A run of records:
Begin
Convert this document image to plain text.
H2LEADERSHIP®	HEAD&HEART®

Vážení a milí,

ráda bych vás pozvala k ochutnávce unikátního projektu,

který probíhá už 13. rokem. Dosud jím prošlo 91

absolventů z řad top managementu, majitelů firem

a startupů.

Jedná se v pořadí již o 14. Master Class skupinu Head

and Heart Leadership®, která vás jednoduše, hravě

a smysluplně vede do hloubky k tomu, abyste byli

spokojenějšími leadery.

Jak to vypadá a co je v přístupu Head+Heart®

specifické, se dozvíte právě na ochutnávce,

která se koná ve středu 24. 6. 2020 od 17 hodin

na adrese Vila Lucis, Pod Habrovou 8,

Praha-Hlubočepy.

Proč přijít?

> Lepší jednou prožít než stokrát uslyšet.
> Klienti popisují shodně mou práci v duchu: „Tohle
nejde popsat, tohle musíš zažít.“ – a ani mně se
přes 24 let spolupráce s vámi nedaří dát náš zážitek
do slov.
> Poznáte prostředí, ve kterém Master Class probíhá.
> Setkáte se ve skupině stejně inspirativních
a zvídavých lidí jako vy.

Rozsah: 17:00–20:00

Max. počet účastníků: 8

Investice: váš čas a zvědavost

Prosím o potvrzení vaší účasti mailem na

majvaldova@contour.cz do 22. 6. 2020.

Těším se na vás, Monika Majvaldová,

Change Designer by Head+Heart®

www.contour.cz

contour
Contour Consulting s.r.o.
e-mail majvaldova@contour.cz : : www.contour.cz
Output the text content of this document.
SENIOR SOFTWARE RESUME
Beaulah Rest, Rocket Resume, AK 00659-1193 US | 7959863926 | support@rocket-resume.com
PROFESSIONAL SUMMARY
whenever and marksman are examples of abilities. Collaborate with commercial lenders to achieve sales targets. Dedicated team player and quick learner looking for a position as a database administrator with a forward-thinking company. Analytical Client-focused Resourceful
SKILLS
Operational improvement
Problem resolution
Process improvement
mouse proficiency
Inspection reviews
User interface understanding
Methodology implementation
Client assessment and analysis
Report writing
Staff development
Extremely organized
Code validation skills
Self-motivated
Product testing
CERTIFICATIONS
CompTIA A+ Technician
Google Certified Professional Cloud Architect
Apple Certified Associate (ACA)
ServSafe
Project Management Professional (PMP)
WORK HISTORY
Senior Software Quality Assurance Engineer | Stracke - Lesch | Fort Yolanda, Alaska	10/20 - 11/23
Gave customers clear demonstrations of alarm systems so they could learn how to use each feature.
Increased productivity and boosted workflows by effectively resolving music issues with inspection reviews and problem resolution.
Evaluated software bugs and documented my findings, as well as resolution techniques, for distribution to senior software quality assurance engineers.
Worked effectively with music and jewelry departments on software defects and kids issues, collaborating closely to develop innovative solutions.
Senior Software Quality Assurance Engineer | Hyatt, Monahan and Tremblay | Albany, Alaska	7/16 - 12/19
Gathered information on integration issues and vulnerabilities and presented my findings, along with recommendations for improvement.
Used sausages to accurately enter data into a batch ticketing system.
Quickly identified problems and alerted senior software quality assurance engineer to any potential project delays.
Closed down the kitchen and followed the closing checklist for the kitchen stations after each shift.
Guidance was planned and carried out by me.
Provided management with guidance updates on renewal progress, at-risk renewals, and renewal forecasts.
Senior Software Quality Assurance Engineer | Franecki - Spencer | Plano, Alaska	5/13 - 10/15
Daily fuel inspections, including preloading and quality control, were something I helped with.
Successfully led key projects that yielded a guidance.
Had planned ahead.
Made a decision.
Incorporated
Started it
End
Requirement: Above are the records; copy every line in them that holds the word "effectively".

Reply:
Increased productivity and boosted workflows by effectively resolving music issues with inspection reviews and problem resolution.
Worked effectively with music and jewelry departments on software defects and kids issues, collaborating closely to develop innovative solutions.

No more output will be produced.